Work out how many lines contain "Templates". Reply with the count alone.

Stored dataset items:
______

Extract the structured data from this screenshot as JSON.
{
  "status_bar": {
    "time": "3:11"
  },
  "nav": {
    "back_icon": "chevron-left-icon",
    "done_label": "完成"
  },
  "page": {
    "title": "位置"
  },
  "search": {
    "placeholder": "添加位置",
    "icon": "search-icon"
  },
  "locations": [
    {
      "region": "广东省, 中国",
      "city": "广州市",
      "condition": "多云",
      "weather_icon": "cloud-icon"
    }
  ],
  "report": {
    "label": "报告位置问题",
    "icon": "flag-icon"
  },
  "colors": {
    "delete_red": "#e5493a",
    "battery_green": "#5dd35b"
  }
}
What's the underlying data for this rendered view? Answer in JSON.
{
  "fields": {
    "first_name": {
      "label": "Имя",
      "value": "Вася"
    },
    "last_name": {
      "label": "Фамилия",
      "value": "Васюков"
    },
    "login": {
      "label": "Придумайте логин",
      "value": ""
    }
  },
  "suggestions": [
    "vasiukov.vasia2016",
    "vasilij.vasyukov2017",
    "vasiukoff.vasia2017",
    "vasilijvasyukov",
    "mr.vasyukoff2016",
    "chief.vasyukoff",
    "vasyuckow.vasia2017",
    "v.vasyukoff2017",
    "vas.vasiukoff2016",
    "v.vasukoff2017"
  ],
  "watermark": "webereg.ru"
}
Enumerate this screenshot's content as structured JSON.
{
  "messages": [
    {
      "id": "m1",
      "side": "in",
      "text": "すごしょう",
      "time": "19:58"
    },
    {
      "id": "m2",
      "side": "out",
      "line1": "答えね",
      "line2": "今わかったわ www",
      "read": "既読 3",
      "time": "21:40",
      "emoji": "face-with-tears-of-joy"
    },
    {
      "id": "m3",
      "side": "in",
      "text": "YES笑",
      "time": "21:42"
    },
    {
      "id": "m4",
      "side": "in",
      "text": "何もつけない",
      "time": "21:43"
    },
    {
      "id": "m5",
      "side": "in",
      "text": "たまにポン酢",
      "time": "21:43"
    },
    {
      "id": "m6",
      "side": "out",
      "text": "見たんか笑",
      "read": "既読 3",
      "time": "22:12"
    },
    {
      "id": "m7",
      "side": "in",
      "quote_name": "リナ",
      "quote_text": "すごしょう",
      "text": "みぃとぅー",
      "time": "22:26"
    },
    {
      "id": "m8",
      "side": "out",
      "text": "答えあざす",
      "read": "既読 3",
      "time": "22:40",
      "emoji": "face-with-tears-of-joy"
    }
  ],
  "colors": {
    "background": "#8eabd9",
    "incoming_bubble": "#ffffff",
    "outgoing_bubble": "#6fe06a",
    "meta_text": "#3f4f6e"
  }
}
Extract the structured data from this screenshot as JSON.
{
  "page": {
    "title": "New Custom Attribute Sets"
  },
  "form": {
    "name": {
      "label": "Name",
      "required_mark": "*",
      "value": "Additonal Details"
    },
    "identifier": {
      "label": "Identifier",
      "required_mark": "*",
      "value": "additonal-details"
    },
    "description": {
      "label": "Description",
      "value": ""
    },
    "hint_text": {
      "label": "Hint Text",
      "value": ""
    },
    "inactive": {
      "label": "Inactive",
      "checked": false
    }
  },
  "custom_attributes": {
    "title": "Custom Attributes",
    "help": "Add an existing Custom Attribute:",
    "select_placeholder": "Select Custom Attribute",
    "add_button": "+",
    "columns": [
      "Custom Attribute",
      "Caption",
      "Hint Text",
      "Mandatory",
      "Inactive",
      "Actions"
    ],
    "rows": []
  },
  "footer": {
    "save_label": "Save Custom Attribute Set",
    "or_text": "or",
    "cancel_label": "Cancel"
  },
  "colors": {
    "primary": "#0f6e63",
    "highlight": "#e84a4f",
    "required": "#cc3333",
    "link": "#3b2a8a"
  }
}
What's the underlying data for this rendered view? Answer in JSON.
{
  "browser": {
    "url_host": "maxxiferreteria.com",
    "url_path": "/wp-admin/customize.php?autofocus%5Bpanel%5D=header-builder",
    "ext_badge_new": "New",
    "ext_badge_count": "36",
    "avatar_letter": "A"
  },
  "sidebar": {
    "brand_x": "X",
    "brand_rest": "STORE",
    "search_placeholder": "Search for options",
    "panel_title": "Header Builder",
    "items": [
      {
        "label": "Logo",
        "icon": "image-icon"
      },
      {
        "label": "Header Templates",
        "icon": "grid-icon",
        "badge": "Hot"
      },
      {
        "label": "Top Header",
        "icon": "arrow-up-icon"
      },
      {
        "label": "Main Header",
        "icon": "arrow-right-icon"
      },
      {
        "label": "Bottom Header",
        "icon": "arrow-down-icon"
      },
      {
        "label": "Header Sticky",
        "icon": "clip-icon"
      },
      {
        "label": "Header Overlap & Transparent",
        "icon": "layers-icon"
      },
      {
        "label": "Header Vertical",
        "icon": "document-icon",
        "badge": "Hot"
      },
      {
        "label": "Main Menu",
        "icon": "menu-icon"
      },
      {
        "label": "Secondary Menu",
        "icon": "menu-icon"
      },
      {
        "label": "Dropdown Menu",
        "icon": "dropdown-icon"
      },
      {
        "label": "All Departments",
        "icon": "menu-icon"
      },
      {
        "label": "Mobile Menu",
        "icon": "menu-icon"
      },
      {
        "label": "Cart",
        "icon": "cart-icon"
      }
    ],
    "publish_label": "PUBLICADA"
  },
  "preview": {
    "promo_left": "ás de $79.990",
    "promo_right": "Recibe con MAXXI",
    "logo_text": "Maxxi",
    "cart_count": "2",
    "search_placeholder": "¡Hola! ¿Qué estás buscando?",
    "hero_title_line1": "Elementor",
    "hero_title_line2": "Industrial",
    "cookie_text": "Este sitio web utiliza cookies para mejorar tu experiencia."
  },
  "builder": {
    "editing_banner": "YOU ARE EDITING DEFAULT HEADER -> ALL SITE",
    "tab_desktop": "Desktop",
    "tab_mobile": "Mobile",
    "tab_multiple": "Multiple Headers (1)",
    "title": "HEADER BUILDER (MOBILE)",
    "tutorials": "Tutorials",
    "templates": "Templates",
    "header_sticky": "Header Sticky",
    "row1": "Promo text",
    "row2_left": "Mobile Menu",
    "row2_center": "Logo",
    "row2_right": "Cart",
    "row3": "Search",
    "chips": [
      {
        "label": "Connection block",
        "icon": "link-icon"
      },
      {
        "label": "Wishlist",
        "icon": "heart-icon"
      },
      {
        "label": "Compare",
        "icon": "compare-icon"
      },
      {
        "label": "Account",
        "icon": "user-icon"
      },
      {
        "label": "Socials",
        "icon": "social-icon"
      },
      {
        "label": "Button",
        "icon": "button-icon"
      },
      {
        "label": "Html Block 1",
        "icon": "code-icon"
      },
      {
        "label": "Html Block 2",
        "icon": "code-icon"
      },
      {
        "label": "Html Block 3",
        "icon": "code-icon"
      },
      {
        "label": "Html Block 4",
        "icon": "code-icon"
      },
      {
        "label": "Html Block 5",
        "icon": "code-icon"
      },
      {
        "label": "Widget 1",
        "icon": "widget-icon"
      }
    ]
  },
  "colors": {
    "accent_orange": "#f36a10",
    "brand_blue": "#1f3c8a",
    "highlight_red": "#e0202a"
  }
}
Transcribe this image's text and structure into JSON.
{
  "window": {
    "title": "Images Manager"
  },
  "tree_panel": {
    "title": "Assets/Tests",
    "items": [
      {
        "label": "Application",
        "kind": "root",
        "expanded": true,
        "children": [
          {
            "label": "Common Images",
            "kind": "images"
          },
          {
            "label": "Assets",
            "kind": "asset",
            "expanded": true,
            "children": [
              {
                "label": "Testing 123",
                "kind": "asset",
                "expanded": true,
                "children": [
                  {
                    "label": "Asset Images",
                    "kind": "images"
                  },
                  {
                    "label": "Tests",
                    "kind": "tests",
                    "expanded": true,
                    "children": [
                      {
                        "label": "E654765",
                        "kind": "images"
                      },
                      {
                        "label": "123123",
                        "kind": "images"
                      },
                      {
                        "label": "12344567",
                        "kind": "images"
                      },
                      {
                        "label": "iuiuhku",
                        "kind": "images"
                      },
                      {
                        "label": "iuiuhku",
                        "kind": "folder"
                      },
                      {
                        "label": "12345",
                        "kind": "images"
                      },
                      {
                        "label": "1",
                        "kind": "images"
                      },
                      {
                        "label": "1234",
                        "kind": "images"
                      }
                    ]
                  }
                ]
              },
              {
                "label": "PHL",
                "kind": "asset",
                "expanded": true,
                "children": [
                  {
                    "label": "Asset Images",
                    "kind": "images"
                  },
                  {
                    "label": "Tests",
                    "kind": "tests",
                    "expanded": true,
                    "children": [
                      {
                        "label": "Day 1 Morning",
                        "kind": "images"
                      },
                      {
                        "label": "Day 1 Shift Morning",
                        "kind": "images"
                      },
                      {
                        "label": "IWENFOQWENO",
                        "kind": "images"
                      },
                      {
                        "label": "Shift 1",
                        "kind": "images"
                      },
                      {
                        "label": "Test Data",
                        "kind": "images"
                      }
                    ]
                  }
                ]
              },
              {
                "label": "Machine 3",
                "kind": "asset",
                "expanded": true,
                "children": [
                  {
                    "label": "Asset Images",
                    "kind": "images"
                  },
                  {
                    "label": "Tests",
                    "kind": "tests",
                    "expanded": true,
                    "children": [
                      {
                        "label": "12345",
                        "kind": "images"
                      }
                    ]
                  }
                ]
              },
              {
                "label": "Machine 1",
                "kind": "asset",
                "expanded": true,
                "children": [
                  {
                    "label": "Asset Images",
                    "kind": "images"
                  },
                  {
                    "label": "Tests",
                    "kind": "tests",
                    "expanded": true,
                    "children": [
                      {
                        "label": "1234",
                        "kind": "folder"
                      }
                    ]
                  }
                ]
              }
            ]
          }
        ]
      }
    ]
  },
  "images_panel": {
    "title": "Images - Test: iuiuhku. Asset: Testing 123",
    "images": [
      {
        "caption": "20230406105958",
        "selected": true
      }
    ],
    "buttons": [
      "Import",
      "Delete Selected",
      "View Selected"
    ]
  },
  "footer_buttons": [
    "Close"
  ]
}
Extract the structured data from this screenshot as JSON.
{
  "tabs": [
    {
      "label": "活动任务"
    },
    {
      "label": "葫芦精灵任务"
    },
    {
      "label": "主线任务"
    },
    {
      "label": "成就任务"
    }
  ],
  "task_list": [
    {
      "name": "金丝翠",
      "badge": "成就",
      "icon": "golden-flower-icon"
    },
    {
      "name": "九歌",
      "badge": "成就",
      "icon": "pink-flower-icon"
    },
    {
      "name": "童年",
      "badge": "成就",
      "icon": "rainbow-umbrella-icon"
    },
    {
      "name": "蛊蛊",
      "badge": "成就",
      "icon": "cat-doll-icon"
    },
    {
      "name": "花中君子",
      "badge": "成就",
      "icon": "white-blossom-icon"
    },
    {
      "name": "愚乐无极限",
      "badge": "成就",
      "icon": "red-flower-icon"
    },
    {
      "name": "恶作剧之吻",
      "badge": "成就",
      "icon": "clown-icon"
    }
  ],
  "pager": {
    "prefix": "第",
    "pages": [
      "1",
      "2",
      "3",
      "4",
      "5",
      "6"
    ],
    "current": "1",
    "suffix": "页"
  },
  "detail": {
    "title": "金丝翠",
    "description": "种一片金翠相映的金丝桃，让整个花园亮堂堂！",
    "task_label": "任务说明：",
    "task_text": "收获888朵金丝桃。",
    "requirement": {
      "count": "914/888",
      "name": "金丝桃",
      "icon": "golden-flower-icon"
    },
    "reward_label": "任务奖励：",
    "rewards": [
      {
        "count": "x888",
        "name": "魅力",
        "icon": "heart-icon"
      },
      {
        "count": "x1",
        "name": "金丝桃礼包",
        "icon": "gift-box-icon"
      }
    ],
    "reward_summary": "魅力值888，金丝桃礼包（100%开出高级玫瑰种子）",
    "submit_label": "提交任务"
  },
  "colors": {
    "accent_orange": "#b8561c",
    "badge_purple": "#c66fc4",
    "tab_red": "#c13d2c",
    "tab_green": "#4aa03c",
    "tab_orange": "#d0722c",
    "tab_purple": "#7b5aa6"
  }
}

______

OUTPUT FOR THIS TASK: 2